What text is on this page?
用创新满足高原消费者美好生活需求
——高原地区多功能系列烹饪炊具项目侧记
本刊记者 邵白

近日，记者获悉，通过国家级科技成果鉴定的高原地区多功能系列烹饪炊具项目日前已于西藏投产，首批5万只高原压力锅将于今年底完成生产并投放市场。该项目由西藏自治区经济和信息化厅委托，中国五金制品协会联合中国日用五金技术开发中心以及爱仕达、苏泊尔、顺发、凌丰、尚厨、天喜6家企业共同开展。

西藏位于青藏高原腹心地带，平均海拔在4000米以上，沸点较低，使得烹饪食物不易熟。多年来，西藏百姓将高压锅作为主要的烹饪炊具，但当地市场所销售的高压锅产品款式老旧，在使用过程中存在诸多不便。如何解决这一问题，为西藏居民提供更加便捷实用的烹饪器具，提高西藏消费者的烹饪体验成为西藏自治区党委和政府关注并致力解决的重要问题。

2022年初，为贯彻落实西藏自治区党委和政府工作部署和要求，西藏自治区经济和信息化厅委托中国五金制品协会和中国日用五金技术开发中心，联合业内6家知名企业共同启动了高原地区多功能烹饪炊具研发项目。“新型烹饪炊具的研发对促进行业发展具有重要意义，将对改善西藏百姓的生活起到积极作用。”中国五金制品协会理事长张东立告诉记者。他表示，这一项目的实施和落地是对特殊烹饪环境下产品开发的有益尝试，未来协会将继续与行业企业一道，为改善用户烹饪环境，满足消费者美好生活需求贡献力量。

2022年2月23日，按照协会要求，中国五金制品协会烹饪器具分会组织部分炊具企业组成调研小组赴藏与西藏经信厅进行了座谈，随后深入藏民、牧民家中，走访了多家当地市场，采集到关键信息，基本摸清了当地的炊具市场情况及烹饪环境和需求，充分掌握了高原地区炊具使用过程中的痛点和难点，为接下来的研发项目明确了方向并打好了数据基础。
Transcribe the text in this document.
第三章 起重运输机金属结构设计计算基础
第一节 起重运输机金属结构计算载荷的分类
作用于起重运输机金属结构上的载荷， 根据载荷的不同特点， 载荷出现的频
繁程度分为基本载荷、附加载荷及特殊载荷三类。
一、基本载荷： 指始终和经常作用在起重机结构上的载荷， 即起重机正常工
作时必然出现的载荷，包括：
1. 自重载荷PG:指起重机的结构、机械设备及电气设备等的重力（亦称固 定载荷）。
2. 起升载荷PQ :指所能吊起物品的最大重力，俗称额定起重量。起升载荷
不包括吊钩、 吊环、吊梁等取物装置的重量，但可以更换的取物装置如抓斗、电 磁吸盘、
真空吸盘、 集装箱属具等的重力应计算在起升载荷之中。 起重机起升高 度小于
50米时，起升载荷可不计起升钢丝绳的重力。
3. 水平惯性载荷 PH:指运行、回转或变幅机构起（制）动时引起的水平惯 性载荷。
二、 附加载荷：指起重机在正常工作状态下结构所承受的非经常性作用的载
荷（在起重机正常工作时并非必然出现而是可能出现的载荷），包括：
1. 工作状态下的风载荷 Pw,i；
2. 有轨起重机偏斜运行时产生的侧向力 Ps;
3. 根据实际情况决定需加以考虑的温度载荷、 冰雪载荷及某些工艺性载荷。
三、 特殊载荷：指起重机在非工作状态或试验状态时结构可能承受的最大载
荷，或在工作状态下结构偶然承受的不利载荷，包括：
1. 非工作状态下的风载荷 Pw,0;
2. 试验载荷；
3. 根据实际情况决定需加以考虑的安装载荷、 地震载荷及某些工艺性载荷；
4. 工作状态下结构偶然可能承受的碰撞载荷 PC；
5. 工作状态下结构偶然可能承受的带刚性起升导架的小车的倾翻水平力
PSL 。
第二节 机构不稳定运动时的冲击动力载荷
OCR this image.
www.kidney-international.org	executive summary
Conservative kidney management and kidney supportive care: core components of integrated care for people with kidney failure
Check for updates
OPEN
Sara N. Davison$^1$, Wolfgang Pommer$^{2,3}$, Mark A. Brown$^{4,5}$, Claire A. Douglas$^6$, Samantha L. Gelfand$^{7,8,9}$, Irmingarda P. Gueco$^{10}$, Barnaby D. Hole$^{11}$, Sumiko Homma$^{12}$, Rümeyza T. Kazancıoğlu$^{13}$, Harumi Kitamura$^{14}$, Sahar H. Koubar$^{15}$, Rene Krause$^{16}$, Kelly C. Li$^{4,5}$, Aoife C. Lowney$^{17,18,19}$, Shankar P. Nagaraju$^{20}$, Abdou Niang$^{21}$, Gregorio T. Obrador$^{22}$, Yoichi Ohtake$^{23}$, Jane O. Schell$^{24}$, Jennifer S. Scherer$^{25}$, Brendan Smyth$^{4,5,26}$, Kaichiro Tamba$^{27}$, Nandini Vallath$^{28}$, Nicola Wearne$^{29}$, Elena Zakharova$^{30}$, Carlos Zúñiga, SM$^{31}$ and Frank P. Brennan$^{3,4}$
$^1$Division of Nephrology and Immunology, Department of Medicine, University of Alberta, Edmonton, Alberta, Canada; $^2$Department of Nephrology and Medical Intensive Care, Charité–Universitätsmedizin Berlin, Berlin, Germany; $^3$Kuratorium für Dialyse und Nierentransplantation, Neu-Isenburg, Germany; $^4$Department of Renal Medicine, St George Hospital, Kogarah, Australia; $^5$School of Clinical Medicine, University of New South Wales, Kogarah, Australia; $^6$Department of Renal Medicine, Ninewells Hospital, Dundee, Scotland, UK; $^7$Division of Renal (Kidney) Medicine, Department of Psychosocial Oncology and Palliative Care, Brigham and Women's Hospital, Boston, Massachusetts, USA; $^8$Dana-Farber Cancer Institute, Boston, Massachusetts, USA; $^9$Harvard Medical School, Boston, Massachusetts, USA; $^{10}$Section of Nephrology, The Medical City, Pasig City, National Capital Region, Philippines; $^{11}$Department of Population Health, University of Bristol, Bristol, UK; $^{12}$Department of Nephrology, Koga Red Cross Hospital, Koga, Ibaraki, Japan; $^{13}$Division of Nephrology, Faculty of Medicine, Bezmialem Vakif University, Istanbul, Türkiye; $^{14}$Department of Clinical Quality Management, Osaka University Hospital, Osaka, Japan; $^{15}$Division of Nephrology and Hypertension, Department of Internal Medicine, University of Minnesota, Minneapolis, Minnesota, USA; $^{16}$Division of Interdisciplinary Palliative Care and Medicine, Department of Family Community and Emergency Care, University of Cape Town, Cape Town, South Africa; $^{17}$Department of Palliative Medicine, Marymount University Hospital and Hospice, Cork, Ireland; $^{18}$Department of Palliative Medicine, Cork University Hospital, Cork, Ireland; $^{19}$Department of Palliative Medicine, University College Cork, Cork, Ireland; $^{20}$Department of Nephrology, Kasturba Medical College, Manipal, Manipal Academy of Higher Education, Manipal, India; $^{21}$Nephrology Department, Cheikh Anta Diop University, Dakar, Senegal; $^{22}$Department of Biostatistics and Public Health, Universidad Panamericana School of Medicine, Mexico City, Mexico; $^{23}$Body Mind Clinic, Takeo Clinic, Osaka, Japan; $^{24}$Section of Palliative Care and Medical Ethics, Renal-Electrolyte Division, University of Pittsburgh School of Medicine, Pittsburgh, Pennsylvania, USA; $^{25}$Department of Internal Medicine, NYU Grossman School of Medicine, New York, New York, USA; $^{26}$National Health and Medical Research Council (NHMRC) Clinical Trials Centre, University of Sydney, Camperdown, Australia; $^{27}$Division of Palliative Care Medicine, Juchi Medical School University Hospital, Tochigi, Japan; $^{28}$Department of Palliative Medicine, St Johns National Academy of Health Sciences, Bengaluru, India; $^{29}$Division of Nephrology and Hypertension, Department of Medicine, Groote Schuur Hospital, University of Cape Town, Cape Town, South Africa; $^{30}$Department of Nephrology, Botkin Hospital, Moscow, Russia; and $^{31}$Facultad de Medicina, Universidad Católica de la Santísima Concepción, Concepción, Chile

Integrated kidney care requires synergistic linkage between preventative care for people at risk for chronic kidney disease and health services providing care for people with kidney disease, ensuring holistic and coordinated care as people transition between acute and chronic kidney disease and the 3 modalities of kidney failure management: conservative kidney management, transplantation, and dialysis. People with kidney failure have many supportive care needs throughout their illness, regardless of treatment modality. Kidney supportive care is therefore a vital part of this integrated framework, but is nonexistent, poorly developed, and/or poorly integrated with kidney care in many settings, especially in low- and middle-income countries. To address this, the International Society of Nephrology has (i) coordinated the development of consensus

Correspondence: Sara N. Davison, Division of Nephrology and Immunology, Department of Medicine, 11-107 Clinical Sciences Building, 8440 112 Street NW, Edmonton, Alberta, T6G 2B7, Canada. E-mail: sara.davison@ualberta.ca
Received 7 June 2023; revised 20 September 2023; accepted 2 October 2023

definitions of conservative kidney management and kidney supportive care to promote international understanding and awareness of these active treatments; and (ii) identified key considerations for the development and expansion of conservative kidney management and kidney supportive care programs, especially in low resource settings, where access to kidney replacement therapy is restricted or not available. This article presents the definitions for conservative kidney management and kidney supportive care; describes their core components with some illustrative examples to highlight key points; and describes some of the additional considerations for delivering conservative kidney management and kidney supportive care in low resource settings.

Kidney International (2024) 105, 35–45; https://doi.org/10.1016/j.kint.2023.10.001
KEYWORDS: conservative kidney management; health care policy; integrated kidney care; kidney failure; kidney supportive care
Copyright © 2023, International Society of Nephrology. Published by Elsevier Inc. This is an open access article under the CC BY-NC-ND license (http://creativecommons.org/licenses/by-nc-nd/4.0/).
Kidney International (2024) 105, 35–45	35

· · · · ·

*Task prompt*
Copy each line of the listing that includes "text".

*Result for this exercise*
What text is on this page?
Transcribe the text in this document.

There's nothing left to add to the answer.